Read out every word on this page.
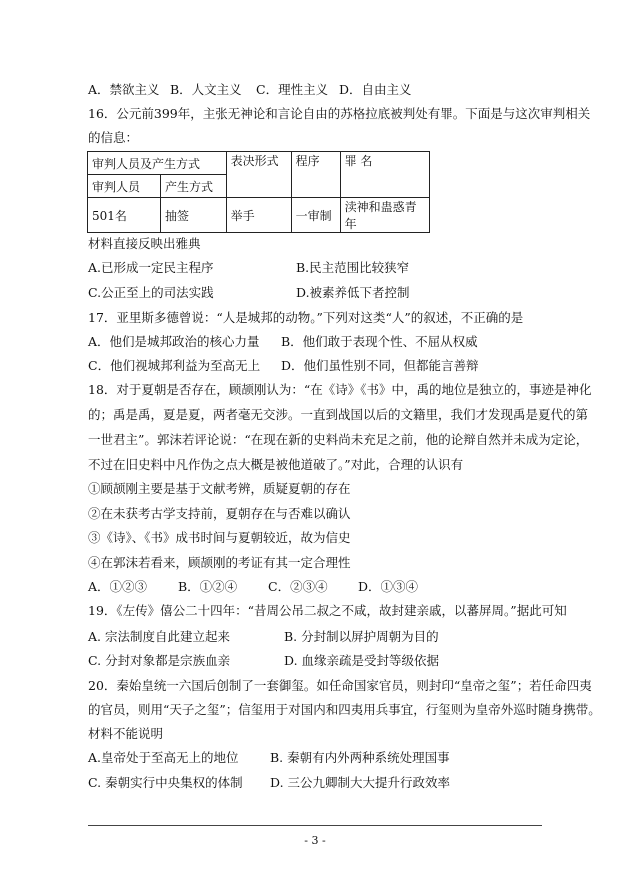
A．禁欲主义 B．人文主义 C．理性主义 D．自由主义
16．公元前399年，主张无神论和言论自由的苏格拉底被判处有罪。下面是与这次审判相关
的信息：
审判人员及产生方式		表决形式	程序	罪 名
审判人员	产生方式			
501名	抽签	举手	一审制	渎神和蛊惑青年
材料直接反映出雅典
A.已形成一定民主程序	B.民主范围比较狭窄
C.公正至上的司法实践	D.被素养低下者控制
17．亚里斯多德曾说：“人是城邦的动物。”下列对这类“人”的叙述，不正确的是
A．他们是城邦政治的核心力量 B．他们敢于表现个性、不屈从权威
C．他们视城邦利益为至高无上 D．他们虽性别不同，但都能言善辩
18．对于夏朝是否存在，顾颉刚认为：“在《诗》《书》中，禹的地位是独立的，事迹是神化
的；禹是禹，夏是夏，两者毫无交涉。一直到战国以后的文籍里，我们才发现禹是夏代的第
一世君主”。郭沫若评论说：“在现在新的史料尚未充足之前，他的论辩自然并未成为定论，
不过在旧史料中凡作伪之点大概是被他道破了。”对此，合理的认识有
①顾颉刚主要是基于文献考辨，质疑夏朝的存在
②在未获考古学支持前，夏朝存在与否难以确认
③《诗》、《书》成书时间与夏朝较近，故为信史
④在郭沫若看来，顾颉刚的考证有其一定合理性
A．①②③ B．①②④ C．②③④ D．①③④
19．《左传》僖公二十四年：“昔周公吊二叔之不咸，故封建亲戚，以蕃屏周。”据此可知
A. 宗法制度自此建立起来	B. 分封制以屏护周朝为目的
C. 分封对象都是宗族血亲	D. 血缘亲疏是受封等级依据
20．秦始皇统一六国后创制了一套御玺。如任命国家官员，则封印“皇帝之玺”；若任命四夷
的官员，则用“天子之玺”；信玺用于对国内和四夷用兵事宜，行玺则为皇帝外巡时随身携带。
材料不能说明
A.皇帝处于至高无上的地位	B. 秦朝有内外两种系统处理国事
C. 秦朝实行中央集权的体制 D. 三公九卿制大大提升行政效率
- 3 -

+++

• **Requirements**
Repeat the data exactly, dropping every picture it holds.

• **Final result**
Read out every word on this page.
A．禁欲主义 B．人文主义 C．理性主义 D．自由主义
16．公元前399年，主张无神论和言论自由的苏格拉底被判处有罪。下面是与这次审判相关
的信息：
审判人员及产生方式		表决形式	程序	罪 名
审判人员	产生方式			
501名	抽签	举手	一审制	渎神和蛊惑青年
材料直接反映出雅典
A.已形成一定民主程序	B.民主范围比较狭窄
C.公正至上的司法实践	D.被素养低下者控制
17．亚里斯多德曾说：“人是城邦的动物。”下列对这类“人”的叙述，不正确的是
A．他们是城邦政治的核心力量 B．他们敢于表现个性、不屈从权威
C．他们视城邦利益为至高无上 D．他们虽性别不同，但都能言善辩
18．对于夏朝是否存在，顾颉刚认为：“在《诗》《书》中，禹的地位是独立的，事迹是神化
的；禹是禹，夏是夏，两者毫无交涉。一直到战国以后的文籍里，我们才发现禹是夏代的第
一世君主”。郭沫若评论说：“在现在新的史料尚未充足之前，他的论辩自然并未成为定论，
不过在旧史料中凡作伪之点大概是被他道破了。”对此，合理的认识有
①顾颉刚主要是基于文献考辨，质疑夏朝的存在
②在未获考古学支持前，夏朝存在与否难以确认
③《诗》、《书》成书时间与夏朝较近，故为信史
④在郭沫若看来，顾颉刚的考证有其一定合理性
A．①②③ B．①②④ C．②③④ D．①③④
19．《左传》僖公二十四年：“昔周公吊二叔之不咸，故封建亲戚，以蕃屏周。”据此可知
A. 宗法制度自此建立起来	B. 分封制以屏护周朝为目的
C. 分封对象都是宗族血亲	D. 血缘亲疏是受封等级依据
20．秦始皇统一六国后创制了一套御玺。如任命国家官员，则封印“皇帝之玺”；若任命四夷
的官员，则用“天子之玺”；信玺用于对国内和四夷用兵事宜，行玺则为皇帝外巡时随身携带。
材料不能说明
A.皇帝处于至高无上的地位	B. 秦朝有内外两种系统处理国事
C. 秦朝实行中央集权的体制 D. 三公九卿制大大提升行政效率
- 3 -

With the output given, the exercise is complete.